● **Exercise goal**: Find every line with the word "achats" and report how many there are, without any other text.

[Data records]
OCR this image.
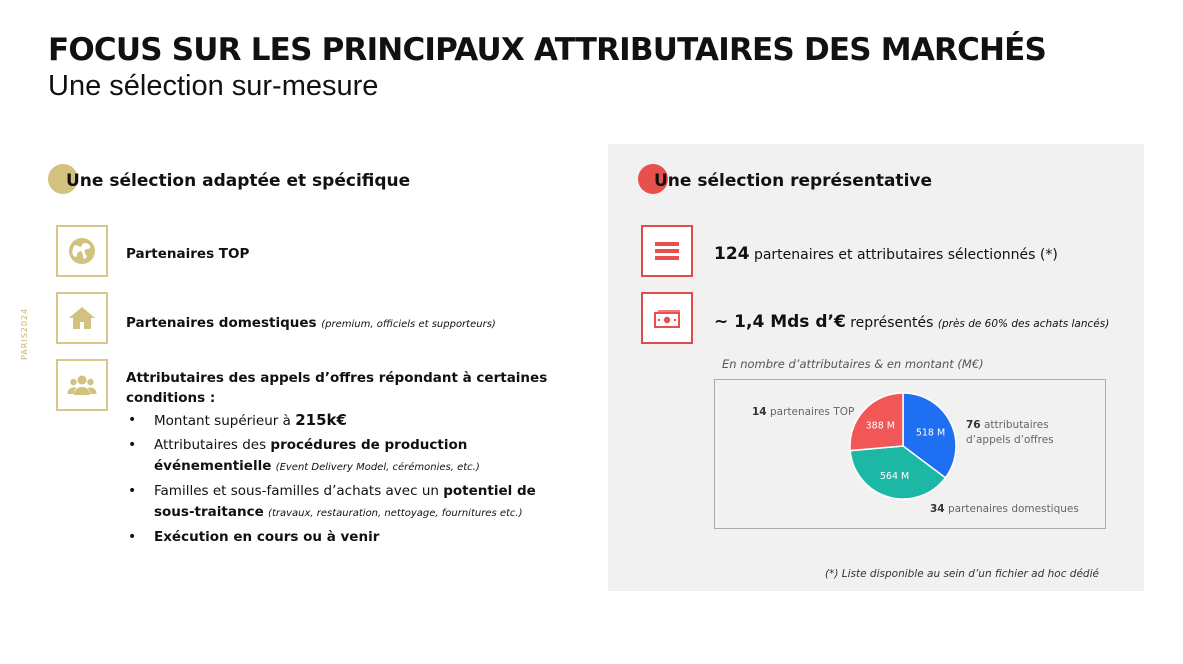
FOCUS SUR LES PRINCIPAUX ATTRIBUTAIRES DES MARCHÉS
Une sélection sur-mesure
PARIS2024
Une sélection adaptée et spécifique
Partenaires TOP
Partenaires domestiques (premium, officiels et supporteurs)
Attributaires des appels d’offres répondant à certaines conditions :
• Montant supérieur à 215k€
• Attributaires des procédures de production événementielle (Event Delivery Model, cérémonies, etc.)
• Familles et sous-familles d’achats avec un potentiel de sous-traitance (travaux, restauration, nettoyage, fournitures etc.)
• Exécution en cours ou à venir
Une sélection représentative
124 partenaires et attributaires sélectionnés (*)
~ 1,4 Mds d’€ représentés (près de 60% des achats lancés)
En nombre d’attributaires & en montant (M€)
518 M
564 M
388 M
14 partenaires TOP
76 attributaires d’appels d’offres
34 partenaires domestiques
(*) Liste disponible au sein d’un fichier ad hoc dédié
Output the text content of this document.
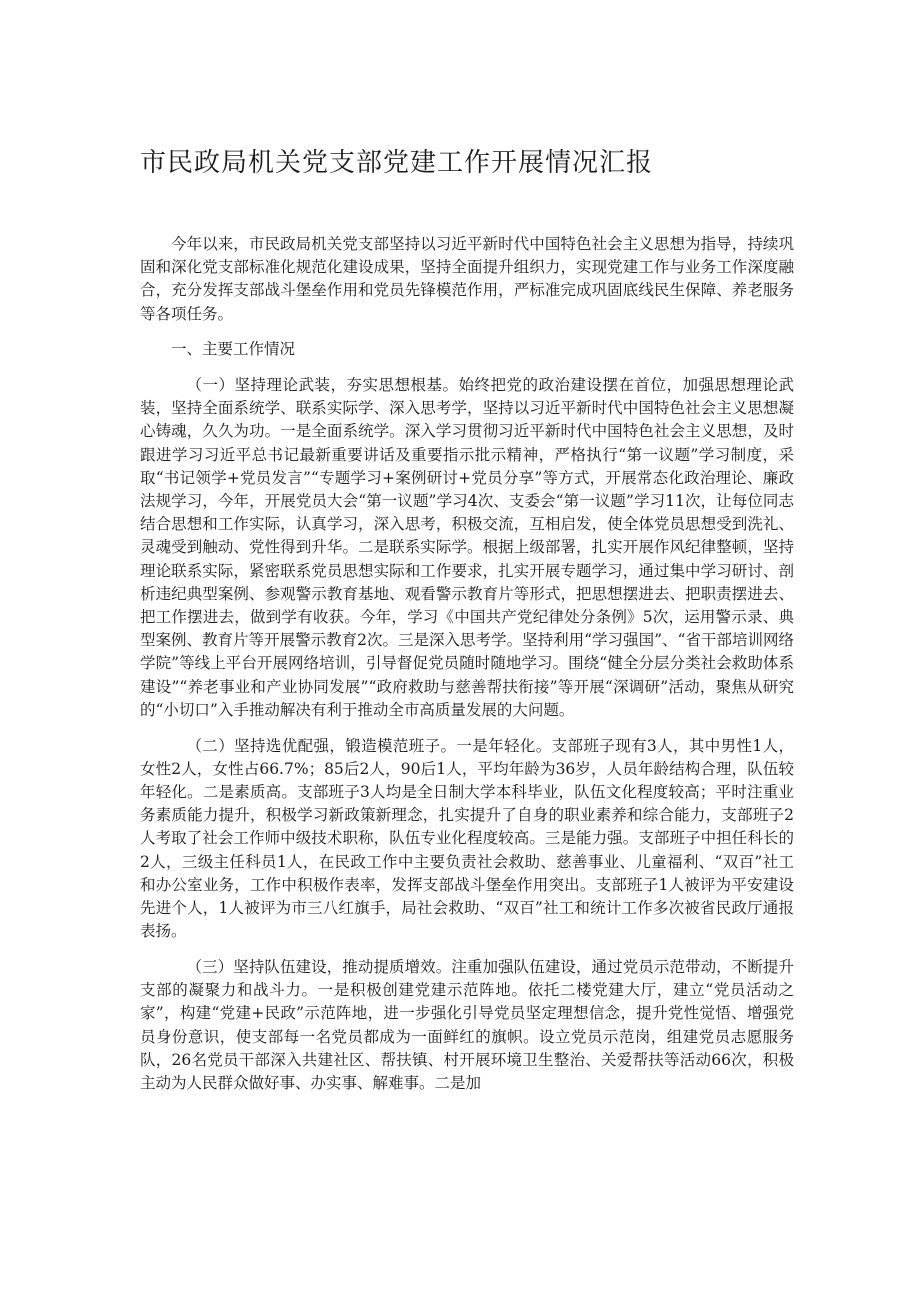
市民政局机关党支部党建工作开展情况汇报

今年以来，市民政局机关党支部坚持以习近平新时代中国特色社会主义思想为指导，持续巩固和深化党支部标准化规范化建设成果，坚持全面提升组织力，实现党建工作与业务工作深度融合，充分发挥支部战斗堡垒作用和党员先锋模范作用，严标准完成巩固底线民生保障、养老服务等各项任务。

一、主要工作情况

（一）坚持理论武装，夯实思想根基。始终把党的政治建设摆在首位，加强思想理论武装，坚持全面系统学、联系实际学、深入思考学，坚持以习近平新时代中国特色社会主义思想凝心铸魂，久久为功。一是全面系统学。深入学习贯彻习近平新时代中国特色社会主义思想，及时跟进学习习近平总书记最新重要讲话及重要指示批示精神，严格执行“第一议题”学习制度，采取“书记领学+党员发言”“专题学习+案例研讨+党员分享”等方式，开展常态化政治理论、廉政法规学习，今年，开展党员大会“第一议题”学习4次、支委会“第一议题”学习11次，让每位同志结合思想和工作实际，认真学习，深入思考，积极交流，互相启发，使全体党员思想受到洗礼、灵魂受到触动、党性得到升华。二是联系实际学。根据上级部署，扎实开展作风纪律整顿，坚持理论联系实际，紧密联系党员思想实际和工作要求，扎实开展专题学习，通过集中学习研讨、剖析违纪典型案例、参观警示教育基地、观看警示教育片等形式，把思想摆进去、把职责摆进去、把工作摆进去，做到学有收获。今年，学习《中国共产党纪律处分条例》5次，运用警示录、典型案例、教育片等开展警示教育2次。三是深入思考学。坚持利用“学习强国”、“省干部培训网络学院”等线上平台开展网络培训，引导督促党员随时随地学习。围绕“健全分层分类社会救助体系建设”“养老事业和产业协同发展”“政府救助与慈善帮扶衔接”等开展“深调研”活动，聚焦从研究的“小切口”入手推动解决有利于推动全市高质量发展的大问题。

（二）坚持选优配强，锻造模范班子。一是年轻化。支部班子现有3人，其中男性1人，女性2人，女性占66.7%；85后2人，90后1人，平均年龄为36岁，人员年龄结构合理，队伍较年轻化。二是素质高。支部班子3人均是全日制大学本科毕业，队伍文化程度较高；平时注重业务素质能力提升，积极学习新政策新理念，扎实提升了自身的职业素养和综合能力，支部班子2人考取了社会工作师中级技术职称，队伍专业化程度较高。三是能力强。支部班子中担任科长的2人，三级主任科员1人，在民政工作中主要负责社会救助、慈善事业、儿童福利、“双百”社工和办公室业务，工作中积极作表率，发挥支部战斗堡垒作用突出。支部班子1人被评为平安建设先进个人，1人被评为市三八红旗手，局社会救助、“双百”社工和统计工作多次被省民政厅通报表扬。

（三）坚持队伍建设，推动提质增效。注重加强队伍建设，通过党员示范带动，不断提升支部的凝聚力和战斗力。一是积极创建党建示范阵地。依托二楼党建大厅，建立“党员活动之家”，构建“党建+民政”示范阵地，进一步强化引导党员坚定理想信念，提升党性觉悟、增强党员身份意识，使支部每一名党员都成为一面鲜红的旗帜。设立党员示范岗，组建党员志愿服务队，26名党员干部深入共建社区、帮扶镇、村开展环境卫生整治、关爱帮扶等活动66次，积极主动为人民群众做好事、办实事、解难事。二是加
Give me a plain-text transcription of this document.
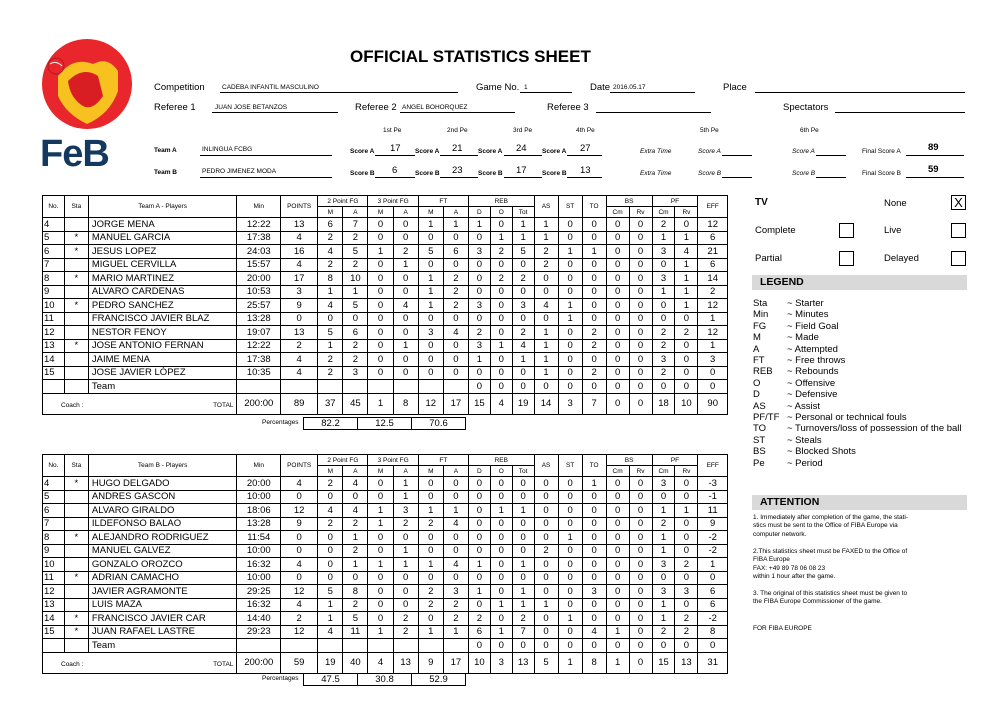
FeB
OFFICIAL STATISTICS SHEET
Competition	CADEBA INFANTIL MASCULINO	Game No. 1	Date 2016.05.17	Place
Referee 1	JUAN JOSE BETANZOS	Referee 2 ANGEL BOHORQUEZ	Referee 3	Spectators
1st Pe	2nd Pe	3rd Pe	4th Pe	5th Pe	6th Pe
Team A	INLINGUA FCBG	Score A 17 Score A 21 Score A 24 Score A 27	Extra Time	Score A	Score A	Final Score A	89
Team B	PEDRO JIMENEZ MODA	Score B 6	Score B 23 Score B 17 Score B 13	Extra Time	Score B	Score B	Final Score B	59
No.	Sta	Team A - Players	Min	POINTS	2 Point FG		3 Point FG		FT		REB			AS	ST	TO	BS		PF		EFF
					M	A	M	A	M	A	D	O	Tot				Cm	Rv	Cm	Rv	
4		JORGE MENA	12:22	13	6	7	0	0	1	1	1	0	1	1	0	0	0	0	2	0	12
5	*	MANUEL GARCIA	17:38	4	2	2	0	0	0	0	0	1	1	1	0	0	0	0	1	1	6
6	*	JESUS LOPEZ	24:03	16	4	5	1	2	5	6	3	2	5	2	1	1	0	0	3	4	21
7		MIGUEL CERVILLA	15:57	4	2	2	0	1	0	0	0	0	0	2	0	0	0	0	0	1	6
8	*	MARIO MARTINEZ	20:00	17	8	10	0	0	1	2	0	2	2	0	0	0	0	0	3	1	14
9		ALVARO CARDENAS	10:53	3	1	1	0	0	1	2	0	0	0	0	0	0	0	0	1	1	2
10	*	PEDRO SANCHEZ	25:57	9	4	5	0	4	1	2	3	0	3	4	1	0	0	0	0	1	12
11		FRANCISCO JAVIER BLAZ	13:28	0	0	0	0	0	0	0	0	0	0	0	1	0	0	0	0	0	1
12		NESTOR FENOY	19:07	13	5	6	0	0	3	4	2	0	2	1	0	2	0	0	2	2	12
13	*	JOSE ANTONIO FERNAN	12:22	2	1	2	0	1	0	0	3	1	4	1	0	2	0	0	2	0	1
14		JAIME MENA	17:38	4	2	2	0	0	0	0	1	0	1	1	0	0	0	0	3	0	3
15		JOSE JAVIER LÓPEZ	10:35	4	2	3	0	0	0	0	0	0	0	1	0	2	0	0	2	0	0
		Team									0	0	0	0	0	0	0	0	0	0	0

Coach : TOTAL			200:00	89	37	45	1	8	12	17	15	4	19	14	3	7	0	0	18	10	90
Percentages 82.2	12.5	70.6
No.	Sta	Team B - Players	Min	POINTS	2 Point FG		3 Point FG		FT		REB			AS	ST	TO	BS		PF		EFF
					M	A	M	A	M	A	D	O	Tot				Cm	Rv	Cm	Rv	
4	*	HUGO DELGADO	20:00	4	2	4	0	1	0	0	0	0	0	0	0	1	0	0	3	0	-3
5		ANDRES GASCON	10:00	0	0	0	0	1	0	0	0	0	0	0	0	0	0	0	0	0	-1
6		ALVARO GIRALDO	18:06	12	4	4	1	3	1	1	0	1	1	0	0	0	0	0	1	1	11
7		ILDEFONSO BALAO	13:28	9	2	2	1	2	2	4	0	0	0	0	0	0	0	0	2	0	9
8	*	ALEJANDRO RODRIGUEZ	11:54	0	0	1	0	0	0	0	0	0	0	0	1	0	0	0	1	0	-2
9		MANUEL GALVEZ	10:00	0	0	2	0	1	0	0	0	0	0	2	0	0	0	0	1	0	-2
10		GONZALO OROZCO	16:32	4	0	1	1	1	1	4	1	0	1	0	0	0	0	0	3	2	1
11	*	ADRIAN CAMACHO	10:00	0	0	0	0	0	0	0	0	0	0	0	0	0	0	0	0	0	0
12		JAVIER AGRAMONTE	29:25	12	5	8	0	0	2	3	1	0	1	0	0	3	0	0	3	3	6
13		LUIS MAZA	16:32	4	1	2	0	0	2	2	0	1	1	1	0	0	0	0	1	0	6
14	*	FRANCISCO JAVIER CAR	14:40	2	1	5	0	2	0	2	2	0	2	0	1	0	0	0	1	2	-2
15	*	JUAN RAFAEL LASTRE	29:23	12	4	11	1	2	1	1	6	1	7	0	0	4	1	0	2	2	8
		Team									0	0	0	0	0	0	0	0	0	0	0

Coach : TOTAL			200:00	59	19	40	4	13	9	17	10	3	13	5	1	8	1	0	15	13	31
Percentages 47.5	30.8	52.9
TV	None	X
Complete	Live
Partial	Delayed
LEGEND
Sta ~ Starter
Min ~ Minutes
FG ~ Field Goal
M	~ Made
A	~ Attempted
FT ~ Free throws
REB ~ Rebounds
O	~ Offensive
D	~ Defensive
AS ~ Assist
PF/TF ~ Personal or technical fouls
TO ~ Turnovers/loss of possession of the ball
ST ~ Steals
BS ~ Blocked Shots
Pe ~ Period
ATTENTION
1. Immediately after completion of the game, the stati-
stics must be sent to the Office of FIBA Europe via
computer network.
2.This statistics sheet must be FAXED to the Office of
FIBA Europe
FAX: +49 89 78 06 08 23
within 1 hour after the game.
3. The original of this statistics sheet must be given to
the FIBA Europe Commissioner of the game.
FOR FIBA EUROPE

● **Full response**: 2